>> start

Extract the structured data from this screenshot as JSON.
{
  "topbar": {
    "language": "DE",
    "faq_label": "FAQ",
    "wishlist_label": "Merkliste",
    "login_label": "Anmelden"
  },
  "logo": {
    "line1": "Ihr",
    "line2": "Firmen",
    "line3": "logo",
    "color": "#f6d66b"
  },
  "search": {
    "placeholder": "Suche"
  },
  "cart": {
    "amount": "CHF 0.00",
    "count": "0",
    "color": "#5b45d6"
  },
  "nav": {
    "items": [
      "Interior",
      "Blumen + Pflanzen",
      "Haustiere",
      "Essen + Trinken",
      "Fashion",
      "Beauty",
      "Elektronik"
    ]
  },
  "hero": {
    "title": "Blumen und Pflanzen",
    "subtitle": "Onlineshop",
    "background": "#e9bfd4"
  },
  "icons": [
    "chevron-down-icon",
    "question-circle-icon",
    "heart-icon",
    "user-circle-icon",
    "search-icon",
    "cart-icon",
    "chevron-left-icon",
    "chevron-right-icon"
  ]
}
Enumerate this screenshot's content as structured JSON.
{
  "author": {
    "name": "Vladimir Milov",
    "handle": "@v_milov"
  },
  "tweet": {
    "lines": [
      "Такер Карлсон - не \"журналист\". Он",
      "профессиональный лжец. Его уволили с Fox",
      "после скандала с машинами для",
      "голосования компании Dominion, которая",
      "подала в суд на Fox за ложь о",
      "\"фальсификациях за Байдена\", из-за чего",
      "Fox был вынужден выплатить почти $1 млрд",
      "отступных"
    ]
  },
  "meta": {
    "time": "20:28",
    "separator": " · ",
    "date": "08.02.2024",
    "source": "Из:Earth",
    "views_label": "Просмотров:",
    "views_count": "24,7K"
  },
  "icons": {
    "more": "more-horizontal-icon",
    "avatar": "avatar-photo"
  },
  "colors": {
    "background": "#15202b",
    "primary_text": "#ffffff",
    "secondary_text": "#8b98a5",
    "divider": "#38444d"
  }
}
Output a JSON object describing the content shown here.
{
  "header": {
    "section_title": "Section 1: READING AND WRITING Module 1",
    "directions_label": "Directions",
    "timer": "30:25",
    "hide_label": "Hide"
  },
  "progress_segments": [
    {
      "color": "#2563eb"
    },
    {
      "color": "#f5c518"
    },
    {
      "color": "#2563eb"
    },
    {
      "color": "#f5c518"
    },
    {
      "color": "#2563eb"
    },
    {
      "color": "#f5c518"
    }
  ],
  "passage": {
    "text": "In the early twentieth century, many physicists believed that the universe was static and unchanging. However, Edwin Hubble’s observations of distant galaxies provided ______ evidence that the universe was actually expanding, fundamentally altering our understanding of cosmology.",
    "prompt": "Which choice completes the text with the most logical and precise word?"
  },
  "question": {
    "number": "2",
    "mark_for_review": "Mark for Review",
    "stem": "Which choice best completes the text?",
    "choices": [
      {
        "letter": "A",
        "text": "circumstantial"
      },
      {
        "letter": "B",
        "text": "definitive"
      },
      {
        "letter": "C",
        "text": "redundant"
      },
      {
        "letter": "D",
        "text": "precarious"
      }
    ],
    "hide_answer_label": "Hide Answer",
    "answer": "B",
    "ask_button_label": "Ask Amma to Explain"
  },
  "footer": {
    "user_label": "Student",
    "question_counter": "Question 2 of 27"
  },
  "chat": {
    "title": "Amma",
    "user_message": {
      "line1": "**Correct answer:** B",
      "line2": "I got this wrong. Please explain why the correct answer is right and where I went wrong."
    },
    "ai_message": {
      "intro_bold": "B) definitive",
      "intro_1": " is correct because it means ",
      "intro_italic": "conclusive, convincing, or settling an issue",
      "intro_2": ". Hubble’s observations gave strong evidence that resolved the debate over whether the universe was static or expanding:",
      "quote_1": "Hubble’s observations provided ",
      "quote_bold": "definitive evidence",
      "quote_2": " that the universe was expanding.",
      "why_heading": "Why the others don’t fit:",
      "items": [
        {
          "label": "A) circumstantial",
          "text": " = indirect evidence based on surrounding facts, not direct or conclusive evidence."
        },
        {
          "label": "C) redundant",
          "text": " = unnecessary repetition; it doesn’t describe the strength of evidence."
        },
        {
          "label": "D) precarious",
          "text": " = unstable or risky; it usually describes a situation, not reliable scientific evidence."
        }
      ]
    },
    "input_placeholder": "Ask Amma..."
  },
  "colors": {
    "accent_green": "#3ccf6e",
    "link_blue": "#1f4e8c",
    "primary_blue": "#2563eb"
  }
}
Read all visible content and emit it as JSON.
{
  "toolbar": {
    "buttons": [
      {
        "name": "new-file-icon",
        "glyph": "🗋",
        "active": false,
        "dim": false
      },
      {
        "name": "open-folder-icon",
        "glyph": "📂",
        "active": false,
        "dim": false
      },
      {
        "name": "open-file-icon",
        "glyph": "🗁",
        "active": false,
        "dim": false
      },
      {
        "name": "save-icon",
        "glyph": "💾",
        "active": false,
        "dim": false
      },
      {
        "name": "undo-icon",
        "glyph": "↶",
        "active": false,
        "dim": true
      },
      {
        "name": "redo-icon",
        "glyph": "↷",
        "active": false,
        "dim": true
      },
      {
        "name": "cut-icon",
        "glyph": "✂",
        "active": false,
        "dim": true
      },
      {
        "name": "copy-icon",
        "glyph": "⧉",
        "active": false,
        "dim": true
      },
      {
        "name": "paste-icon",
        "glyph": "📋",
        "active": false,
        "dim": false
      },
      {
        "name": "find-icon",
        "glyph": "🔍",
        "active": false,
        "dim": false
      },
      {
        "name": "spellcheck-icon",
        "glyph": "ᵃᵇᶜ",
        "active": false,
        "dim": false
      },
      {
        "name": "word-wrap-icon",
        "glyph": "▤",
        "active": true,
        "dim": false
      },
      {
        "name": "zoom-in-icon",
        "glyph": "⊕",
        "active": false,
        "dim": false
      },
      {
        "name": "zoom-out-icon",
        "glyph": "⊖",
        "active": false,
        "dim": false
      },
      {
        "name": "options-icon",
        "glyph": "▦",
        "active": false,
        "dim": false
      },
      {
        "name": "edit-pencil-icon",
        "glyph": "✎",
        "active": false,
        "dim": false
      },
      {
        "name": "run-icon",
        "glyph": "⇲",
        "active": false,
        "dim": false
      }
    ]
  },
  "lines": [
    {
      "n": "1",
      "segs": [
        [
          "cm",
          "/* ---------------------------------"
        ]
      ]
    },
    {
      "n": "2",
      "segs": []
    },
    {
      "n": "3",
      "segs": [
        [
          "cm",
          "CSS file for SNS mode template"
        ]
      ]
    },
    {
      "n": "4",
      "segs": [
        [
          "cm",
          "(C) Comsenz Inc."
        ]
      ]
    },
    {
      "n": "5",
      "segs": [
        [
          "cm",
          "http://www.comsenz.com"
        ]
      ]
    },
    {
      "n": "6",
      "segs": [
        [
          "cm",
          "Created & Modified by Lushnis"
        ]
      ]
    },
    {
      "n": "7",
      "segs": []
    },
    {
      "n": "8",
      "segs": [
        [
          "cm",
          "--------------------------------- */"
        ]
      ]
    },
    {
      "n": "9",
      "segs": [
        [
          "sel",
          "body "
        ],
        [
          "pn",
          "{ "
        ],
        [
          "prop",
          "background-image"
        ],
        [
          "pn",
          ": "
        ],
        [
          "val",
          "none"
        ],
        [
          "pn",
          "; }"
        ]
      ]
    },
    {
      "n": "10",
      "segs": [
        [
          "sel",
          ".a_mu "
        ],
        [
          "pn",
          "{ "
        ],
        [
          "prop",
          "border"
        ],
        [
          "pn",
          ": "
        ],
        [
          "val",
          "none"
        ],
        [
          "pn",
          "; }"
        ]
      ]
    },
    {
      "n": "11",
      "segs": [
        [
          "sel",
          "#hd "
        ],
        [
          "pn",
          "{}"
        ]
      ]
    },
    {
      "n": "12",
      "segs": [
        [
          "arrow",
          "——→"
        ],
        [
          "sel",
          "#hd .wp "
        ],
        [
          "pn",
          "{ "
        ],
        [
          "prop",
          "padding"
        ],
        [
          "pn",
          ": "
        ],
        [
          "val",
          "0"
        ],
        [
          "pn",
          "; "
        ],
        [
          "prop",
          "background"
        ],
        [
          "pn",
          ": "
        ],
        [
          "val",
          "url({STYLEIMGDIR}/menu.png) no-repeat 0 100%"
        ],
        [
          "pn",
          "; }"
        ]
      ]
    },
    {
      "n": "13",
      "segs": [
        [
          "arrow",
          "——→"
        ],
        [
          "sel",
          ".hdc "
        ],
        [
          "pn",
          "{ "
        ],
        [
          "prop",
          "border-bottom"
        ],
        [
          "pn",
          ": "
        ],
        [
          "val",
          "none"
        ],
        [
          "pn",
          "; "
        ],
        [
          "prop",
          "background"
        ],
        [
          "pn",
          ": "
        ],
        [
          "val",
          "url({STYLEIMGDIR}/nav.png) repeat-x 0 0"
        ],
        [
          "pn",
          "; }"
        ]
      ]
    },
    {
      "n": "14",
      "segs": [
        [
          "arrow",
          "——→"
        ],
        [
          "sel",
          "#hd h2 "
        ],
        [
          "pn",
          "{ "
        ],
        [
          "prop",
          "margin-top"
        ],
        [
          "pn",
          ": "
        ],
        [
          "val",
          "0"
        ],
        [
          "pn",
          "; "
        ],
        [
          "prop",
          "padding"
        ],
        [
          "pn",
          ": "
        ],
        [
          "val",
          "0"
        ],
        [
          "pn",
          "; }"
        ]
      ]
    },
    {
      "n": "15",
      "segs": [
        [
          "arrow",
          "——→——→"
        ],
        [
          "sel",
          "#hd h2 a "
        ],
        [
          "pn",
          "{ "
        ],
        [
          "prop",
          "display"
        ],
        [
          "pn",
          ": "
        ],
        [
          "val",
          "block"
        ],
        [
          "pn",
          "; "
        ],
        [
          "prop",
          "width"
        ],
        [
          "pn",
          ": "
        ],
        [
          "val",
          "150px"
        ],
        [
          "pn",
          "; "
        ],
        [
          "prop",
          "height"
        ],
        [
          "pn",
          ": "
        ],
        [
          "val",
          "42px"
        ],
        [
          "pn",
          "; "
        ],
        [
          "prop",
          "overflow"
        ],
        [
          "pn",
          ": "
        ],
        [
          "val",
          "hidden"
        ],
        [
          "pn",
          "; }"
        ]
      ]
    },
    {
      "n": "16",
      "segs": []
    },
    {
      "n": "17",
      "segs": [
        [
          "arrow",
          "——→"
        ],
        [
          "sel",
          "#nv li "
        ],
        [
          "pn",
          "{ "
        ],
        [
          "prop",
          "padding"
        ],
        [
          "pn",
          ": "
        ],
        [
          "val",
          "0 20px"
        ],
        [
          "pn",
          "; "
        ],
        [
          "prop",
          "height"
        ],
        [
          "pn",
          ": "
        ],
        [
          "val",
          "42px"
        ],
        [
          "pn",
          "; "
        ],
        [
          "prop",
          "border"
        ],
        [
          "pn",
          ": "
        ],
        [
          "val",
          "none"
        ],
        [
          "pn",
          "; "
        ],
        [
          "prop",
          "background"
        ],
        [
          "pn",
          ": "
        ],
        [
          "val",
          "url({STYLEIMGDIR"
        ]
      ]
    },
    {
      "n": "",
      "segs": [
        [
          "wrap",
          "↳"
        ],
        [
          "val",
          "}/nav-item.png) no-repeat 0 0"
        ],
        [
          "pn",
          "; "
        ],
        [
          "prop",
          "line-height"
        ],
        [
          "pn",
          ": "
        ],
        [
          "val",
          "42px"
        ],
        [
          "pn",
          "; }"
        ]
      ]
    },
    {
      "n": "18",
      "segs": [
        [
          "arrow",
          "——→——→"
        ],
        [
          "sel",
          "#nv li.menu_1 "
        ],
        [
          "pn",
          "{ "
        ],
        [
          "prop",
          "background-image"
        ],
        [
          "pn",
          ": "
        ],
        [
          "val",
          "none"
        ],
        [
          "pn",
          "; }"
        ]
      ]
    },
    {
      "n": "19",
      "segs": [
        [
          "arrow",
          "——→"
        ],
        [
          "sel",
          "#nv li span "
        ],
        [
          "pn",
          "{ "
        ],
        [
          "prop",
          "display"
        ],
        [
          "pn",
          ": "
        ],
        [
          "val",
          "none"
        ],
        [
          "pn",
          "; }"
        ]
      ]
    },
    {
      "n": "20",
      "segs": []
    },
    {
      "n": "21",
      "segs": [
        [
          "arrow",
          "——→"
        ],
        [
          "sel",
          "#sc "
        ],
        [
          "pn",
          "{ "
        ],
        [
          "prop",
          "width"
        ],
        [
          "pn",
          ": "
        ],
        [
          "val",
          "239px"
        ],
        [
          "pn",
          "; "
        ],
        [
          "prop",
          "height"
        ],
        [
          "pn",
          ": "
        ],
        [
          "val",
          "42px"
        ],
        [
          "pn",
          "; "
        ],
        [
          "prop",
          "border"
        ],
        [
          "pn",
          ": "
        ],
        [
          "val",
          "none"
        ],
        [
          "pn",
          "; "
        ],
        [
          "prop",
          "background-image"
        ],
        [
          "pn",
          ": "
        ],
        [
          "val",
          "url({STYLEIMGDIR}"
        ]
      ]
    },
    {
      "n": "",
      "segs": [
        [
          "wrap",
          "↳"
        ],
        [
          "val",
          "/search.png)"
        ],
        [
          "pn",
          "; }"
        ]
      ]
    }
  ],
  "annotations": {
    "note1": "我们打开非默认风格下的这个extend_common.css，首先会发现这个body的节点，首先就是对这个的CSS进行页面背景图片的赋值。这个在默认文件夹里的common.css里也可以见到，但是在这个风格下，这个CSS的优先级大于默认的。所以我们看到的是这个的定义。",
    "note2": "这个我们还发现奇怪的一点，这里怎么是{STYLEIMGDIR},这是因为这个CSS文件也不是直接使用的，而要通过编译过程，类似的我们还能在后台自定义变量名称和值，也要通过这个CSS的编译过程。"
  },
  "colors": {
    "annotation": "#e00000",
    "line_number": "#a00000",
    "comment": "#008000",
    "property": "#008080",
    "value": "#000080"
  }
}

>> end

What to do →
Copy, from the material above, each line in which the string "open" occurs.

Written response →
        "name": "open-folder-icon",
        "name": "open-file-icon",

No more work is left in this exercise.